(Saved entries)
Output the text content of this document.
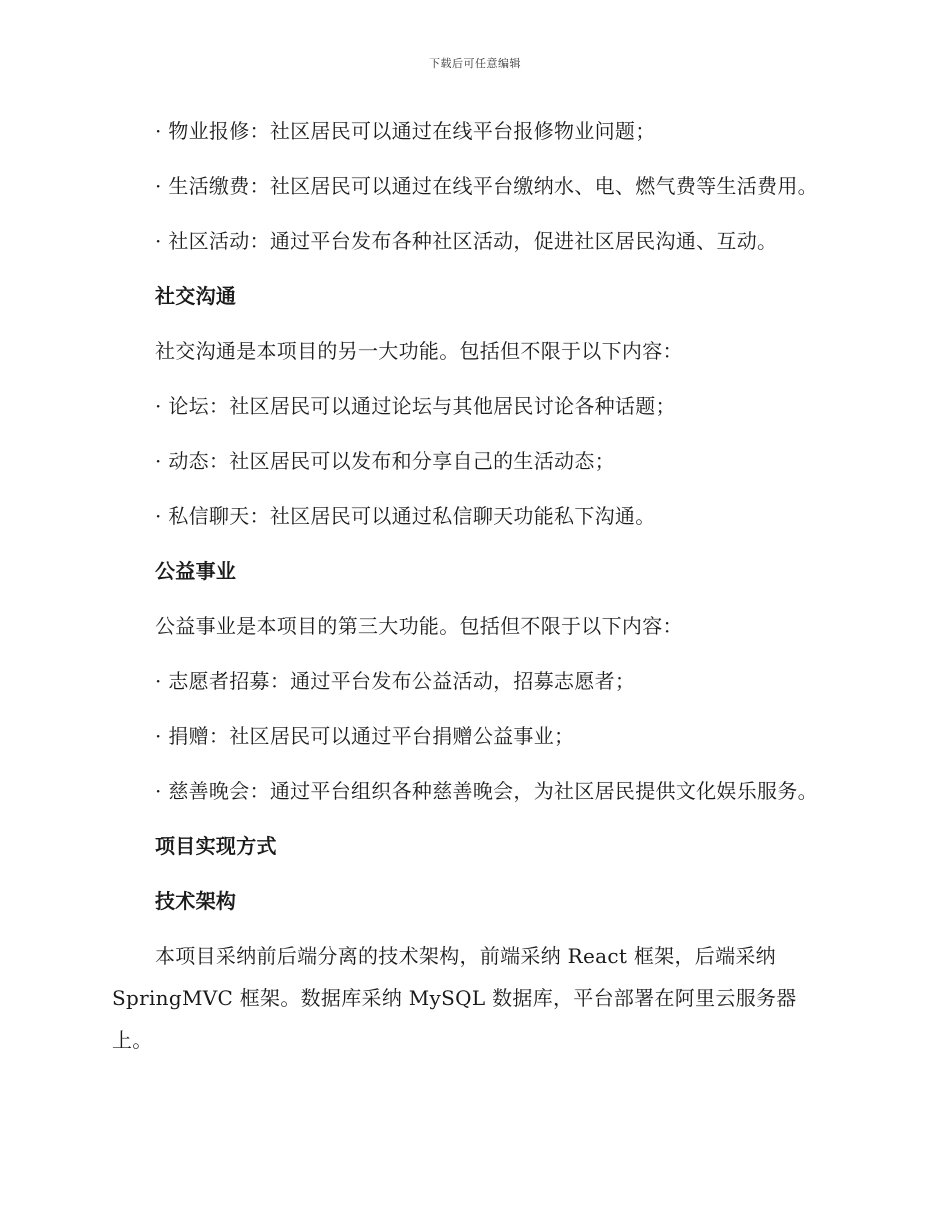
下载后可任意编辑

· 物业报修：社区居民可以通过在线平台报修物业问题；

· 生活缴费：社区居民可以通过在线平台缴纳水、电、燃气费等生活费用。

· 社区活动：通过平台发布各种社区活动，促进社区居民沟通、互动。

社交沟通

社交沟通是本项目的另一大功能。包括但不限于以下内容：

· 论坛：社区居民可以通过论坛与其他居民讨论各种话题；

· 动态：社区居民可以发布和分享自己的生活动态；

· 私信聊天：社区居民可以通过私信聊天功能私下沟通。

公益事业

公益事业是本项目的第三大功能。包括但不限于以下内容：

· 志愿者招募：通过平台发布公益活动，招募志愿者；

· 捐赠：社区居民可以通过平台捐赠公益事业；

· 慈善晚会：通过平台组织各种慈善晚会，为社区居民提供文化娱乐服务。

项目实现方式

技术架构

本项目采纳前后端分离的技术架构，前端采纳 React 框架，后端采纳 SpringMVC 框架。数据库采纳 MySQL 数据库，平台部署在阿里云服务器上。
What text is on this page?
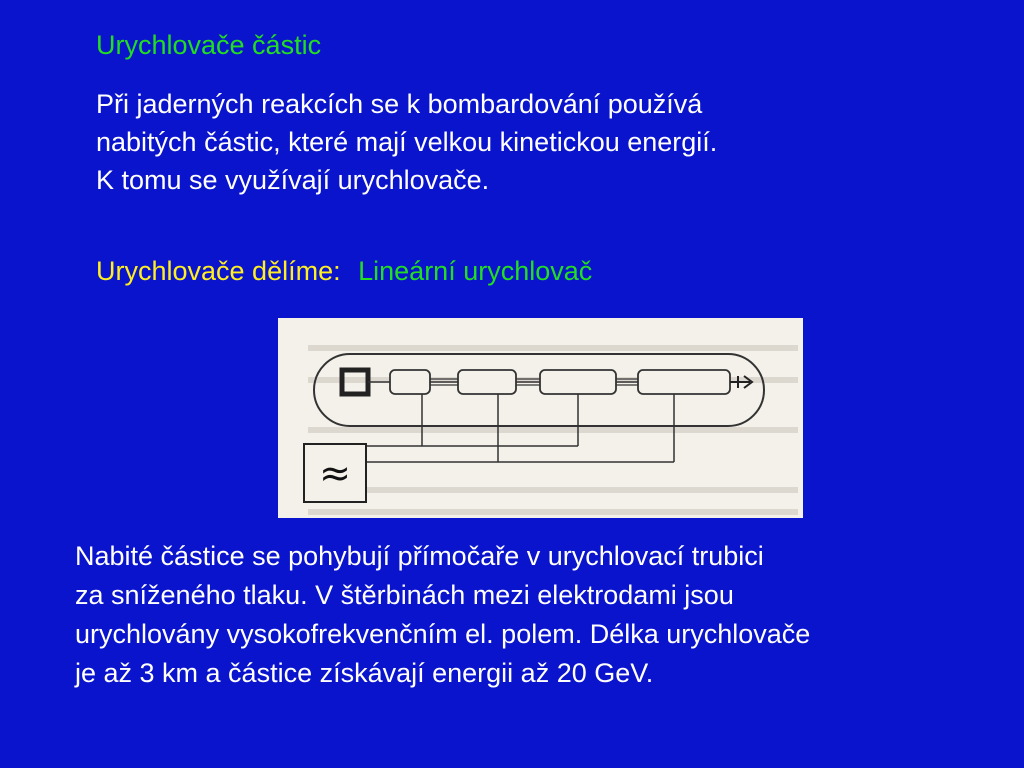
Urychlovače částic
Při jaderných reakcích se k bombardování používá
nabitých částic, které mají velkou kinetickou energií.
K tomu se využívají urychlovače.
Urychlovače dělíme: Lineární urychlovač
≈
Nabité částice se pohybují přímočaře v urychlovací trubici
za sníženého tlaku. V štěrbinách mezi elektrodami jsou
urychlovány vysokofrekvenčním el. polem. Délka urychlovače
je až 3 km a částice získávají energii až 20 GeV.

DO THIS → Give every line back word for word and leave the pictures out.

OUTPUT BELOW →
Output the text content of this document.
下载后可任意编辑

· 物业报修：社区居民可以通过在线平台报修物业问题；

· 生活缴费：社区居民可以通过在线平台缴纳水、电、燃气费等生活费用。

· 社区活动：通过平台发布各种社区活动，促进社区居民沟通、互动。

社交沟通

社交沟通是本项目的另一大功能。包括但不限于以下内容：

· 论坛：社区居民可以通过论坛与其他居民讨论各种话题；

· 动态：社区居民可以发布和分享自己的生活动态；

· 私信聊天：社区居民可以通过私信聊天功能私下沟通。

公益事业

公益事业是本项目的第三大功能。包括但不限于以下内容：

· 志愿者招募：通过平台发布公益活动，招募志愿者；

· 捐赠：社区居民可以通过平台捐赠公益事业；

· 慈善晚会：通过平台组织各种慈善晚会，为社区居民提供文化娱乐服务。

项目实现方式

技术架构

本项目采纳前后端分离的技术架构，前端采纳 React 框架，后端采纳 SpringMVC 框架。数据库采纳 MySQL 数据库，平台部署在阿里云服务器上。
What text is on this page?
Urychlovače částic
Při jaderných reakcích se k bombardování používá
nabitých částic, které mají velkou kinetickou energií.
K tomu se využívají urychlovače.
Urychlovače dělíme: Lineární urychlovač
≈
Nabité částice se pohybují přímočaře v urychlovací trubici
za sníženého tlaku. V štěrbinách mezi elektrodami jsou
urychlovány vysokofrekvenčním el. polem. Délka urychlovače
je až 3 km a částice získávají energii až 20 GeV.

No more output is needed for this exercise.